# START OF Data in this exercise
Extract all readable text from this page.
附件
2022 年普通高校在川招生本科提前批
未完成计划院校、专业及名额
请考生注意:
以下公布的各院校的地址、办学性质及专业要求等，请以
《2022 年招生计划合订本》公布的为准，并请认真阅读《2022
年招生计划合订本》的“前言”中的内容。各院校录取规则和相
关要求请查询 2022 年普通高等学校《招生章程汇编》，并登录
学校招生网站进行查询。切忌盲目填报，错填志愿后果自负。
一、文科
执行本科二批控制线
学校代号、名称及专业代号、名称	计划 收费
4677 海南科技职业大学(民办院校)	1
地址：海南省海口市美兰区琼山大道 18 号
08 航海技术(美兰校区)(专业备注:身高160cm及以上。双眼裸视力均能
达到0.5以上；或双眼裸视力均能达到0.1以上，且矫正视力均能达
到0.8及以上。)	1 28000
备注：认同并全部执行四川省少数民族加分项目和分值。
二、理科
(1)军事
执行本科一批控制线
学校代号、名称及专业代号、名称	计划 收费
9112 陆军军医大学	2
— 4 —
# END OF Data in this exercise
**Task prompt**: Every record above should be copied exactly.

**In response**:
Extract all readable text from this page.
附件
2022 年普通高校在川招生本科提前批
未完成计划院校、专业及名额
请考生注意:
以下公布的各院校的地址、办学性质及专业要求等，请以
《2022 年招生计划合订本》公布的为准，并请认真阅读《2022
年招生计划合订本》的“前言”中的内容。各院校录取规则和相
关要求请查询 2022 年普通高等学校《招生章程汇编》，并登录
学校招生网站进行查询。切忌盲目填报，错填志愿后果自负。
一、文科
执行本科二批控制线
学校代号、名称及专业代号、名称	计划 收费
4677 海南科技职业大学(民办院校)	1
地址：海南省海口市美兰区琼山大道 18 号
08 航海技术(美兰校区)(专业备注:身高160cm及以上。双眼裸视力均能
达到0.5以上；或双眼裸视力均能达到0.1以上，且矫正视力均能达
到0.8及以上。)	1 28000
备注：认同并全部执行四川省少数民族加分项目和分值。
二、理科
(1)军事
执行本科一批控制线
学校代号、名称及专业代号、名称	计划 收费
9112 陆军军医大学	2
— 4 —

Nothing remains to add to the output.